*Exercise prompt:*
Convert the lines below into a JSON array of strings, with one string per line and no blank lines. Begin at the line that contains "216, 592, 247]" and stop after the line that contains "222, 402, 239]".
>> Start
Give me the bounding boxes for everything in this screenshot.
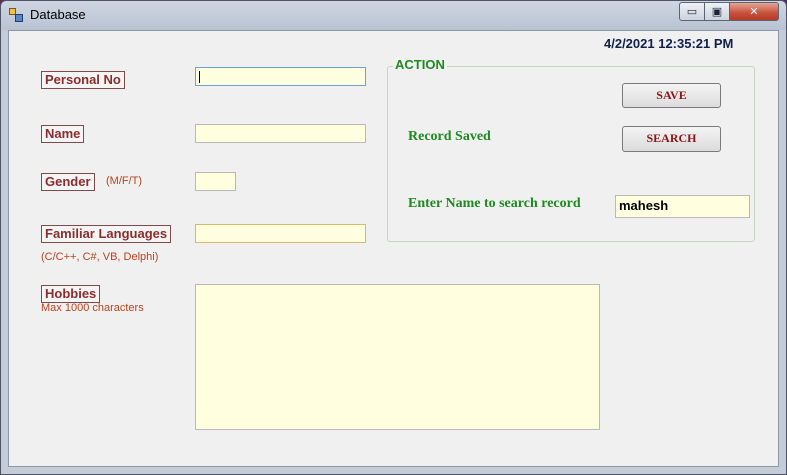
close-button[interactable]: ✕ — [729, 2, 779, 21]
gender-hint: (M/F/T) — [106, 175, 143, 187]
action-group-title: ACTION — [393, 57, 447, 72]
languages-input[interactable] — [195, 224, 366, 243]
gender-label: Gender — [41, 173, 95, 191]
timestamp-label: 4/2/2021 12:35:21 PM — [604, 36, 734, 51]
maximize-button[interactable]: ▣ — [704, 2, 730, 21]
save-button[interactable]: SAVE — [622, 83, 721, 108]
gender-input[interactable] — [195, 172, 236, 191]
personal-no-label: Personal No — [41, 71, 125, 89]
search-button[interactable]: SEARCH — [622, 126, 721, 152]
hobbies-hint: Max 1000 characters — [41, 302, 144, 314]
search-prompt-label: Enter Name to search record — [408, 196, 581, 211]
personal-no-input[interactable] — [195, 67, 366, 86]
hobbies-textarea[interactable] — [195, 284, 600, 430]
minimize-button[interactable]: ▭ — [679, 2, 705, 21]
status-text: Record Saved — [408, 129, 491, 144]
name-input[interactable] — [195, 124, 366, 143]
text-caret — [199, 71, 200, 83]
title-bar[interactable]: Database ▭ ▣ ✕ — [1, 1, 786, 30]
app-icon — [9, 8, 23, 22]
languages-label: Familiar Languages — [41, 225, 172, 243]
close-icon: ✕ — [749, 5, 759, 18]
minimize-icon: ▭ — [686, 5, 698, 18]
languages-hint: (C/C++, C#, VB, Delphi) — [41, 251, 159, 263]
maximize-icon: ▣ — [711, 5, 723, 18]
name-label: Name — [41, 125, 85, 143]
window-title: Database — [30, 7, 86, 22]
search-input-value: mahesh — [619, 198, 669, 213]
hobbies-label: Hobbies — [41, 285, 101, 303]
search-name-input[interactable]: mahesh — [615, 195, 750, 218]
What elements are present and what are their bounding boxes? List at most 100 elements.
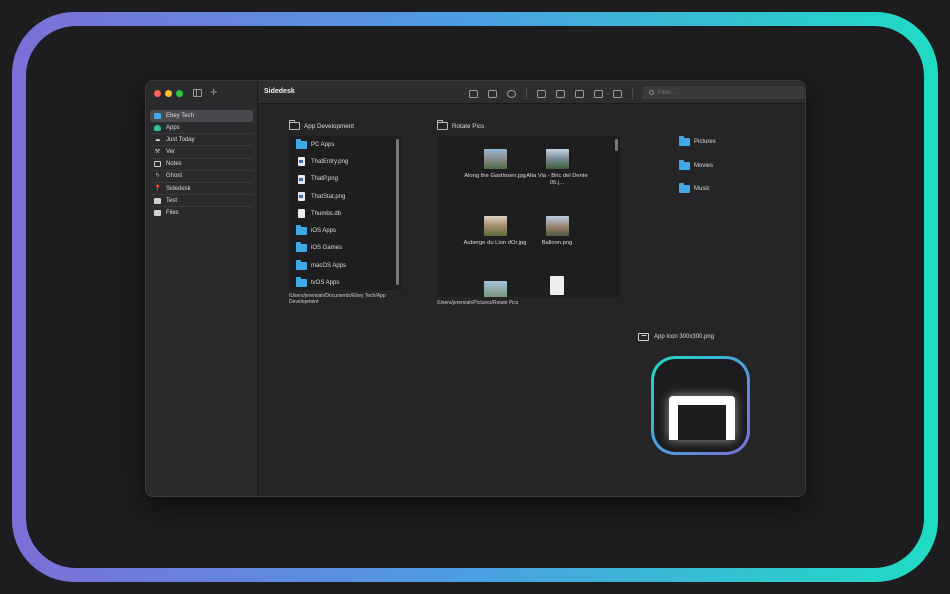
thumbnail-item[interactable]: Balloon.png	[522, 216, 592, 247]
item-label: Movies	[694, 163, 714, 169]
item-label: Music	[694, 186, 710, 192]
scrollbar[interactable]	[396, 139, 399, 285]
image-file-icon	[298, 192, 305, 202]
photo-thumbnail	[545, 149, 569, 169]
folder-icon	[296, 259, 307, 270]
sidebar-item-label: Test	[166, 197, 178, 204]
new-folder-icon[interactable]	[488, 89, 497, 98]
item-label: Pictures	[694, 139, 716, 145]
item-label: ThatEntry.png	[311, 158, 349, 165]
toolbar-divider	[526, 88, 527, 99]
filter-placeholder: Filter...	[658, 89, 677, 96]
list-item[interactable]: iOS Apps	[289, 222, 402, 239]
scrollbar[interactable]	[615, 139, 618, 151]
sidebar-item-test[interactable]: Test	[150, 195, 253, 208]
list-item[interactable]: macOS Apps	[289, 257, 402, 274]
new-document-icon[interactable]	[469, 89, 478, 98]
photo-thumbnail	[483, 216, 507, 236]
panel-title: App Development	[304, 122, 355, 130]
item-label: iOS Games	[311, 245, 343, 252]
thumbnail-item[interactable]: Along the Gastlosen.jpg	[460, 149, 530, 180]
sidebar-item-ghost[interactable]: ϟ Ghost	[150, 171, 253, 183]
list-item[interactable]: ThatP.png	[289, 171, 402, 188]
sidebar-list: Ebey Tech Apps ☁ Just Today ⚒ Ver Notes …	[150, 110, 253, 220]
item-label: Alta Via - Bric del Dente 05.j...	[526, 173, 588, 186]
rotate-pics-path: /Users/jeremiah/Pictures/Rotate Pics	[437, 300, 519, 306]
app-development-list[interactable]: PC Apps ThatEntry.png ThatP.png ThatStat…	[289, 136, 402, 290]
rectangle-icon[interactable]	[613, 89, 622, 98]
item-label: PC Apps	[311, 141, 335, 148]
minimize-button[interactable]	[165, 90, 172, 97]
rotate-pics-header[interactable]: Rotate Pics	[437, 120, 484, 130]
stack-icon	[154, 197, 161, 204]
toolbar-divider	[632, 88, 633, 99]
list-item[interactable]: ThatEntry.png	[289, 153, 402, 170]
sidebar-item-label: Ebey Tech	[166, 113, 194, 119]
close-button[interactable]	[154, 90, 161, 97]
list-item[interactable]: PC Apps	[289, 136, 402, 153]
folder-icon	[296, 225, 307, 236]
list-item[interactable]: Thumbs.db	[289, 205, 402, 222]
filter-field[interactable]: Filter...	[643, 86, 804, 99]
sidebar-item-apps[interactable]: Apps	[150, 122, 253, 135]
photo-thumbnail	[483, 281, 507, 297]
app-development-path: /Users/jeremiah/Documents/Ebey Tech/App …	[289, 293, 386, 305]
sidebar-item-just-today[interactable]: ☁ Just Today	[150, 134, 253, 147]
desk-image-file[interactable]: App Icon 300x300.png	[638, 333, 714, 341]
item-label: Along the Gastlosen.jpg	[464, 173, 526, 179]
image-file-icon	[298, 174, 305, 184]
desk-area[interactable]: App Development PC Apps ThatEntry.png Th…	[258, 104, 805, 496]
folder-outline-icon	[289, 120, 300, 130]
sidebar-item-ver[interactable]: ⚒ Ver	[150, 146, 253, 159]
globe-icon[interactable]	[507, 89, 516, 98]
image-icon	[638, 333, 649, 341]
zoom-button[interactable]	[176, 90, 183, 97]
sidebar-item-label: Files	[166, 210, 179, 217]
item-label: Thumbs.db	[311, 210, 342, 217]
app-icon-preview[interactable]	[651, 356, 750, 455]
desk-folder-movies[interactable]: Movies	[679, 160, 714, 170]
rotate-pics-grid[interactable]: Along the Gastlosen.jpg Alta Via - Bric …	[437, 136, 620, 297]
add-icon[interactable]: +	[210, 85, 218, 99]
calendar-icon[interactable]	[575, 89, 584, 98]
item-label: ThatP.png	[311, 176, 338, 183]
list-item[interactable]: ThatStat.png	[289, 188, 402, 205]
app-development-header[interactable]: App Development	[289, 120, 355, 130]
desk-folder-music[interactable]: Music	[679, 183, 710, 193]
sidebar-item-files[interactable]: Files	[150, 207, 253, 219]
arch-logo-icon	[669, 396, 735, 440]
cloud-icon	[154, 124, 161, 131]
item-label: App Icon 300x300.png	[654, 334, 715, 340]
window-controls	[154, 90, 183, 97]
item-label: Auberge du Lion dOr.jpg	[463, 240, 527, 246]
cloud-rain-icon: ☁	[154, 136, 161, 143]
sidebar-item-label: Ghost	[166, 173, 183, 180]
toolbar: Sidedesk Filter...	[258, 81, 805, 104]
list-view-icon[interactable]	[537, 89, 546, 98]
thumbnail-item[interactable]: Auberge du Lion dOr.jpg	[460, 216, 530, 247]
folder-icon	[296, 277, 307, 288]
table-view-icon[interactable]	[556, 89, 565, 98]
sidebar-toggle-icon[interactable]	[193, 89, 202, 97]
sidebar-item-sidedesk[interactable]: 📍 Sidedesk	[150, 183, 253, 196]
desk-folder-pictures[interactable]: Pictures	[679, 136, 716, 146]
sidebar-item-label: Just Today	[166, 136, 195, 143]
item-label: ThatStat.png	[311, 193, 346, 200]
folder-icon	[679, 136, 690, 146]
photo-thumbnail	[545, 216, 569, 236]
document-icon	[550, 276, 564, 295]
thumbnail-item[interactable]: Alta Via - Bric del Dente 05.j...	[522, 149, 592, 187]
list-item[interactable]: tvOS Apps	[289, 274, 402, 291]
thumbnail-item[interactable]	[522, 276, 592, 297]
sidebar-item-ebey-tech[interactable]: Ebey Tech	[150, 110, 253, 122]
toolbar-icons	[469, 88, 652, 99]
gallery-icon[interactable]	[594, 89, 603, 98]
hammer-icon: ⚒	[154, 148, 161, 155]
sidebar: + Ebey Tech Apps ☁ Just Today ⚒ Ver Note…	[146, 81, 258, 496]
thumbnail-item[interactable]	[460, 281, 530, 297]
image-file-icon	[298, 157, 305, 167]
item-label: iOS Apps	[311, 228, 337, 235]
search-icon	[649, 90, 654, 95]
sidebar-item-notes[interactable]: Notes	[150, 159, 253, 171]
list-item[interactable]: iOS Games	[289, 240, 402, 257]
>> End
*Completed task:*
[
  "thumbnail-item[interactable]: Balloon.png\t[522, 216, 592, 247]",
  "item-label: Movies\t[694, 163, 714, 169]",
  "item-label: Music\t[694, 186, 710, 192]",
  "scrollbar[interactable]\t[396, 139, 399, 285]",
  "image-file-icon\t[298, 192, 305, 202]",
  "photo-thumbnail\t[545, 149, 569, 169]",
  "folder-icon\t[296, 259, 307, 270]",
  "sidebar-item-label: Test\t[166, 197, 178, 204]",
  "new-folder-icon[interactable]\t[488, 89, 497, 98]",
  "item-label: Pictures\t[694, 139, 716, 145]",
  "item-label: ThatEntry.png\t[311, 158, 349, 165]",
  "toolbar-divider\t[526, 88, 527, 99]",
  "filter-placeholder: Filter...\t[658, 89, 677, 96]",
  "list-item[interactable]: iOS Apps\t[289, 222, 402, 239]"
]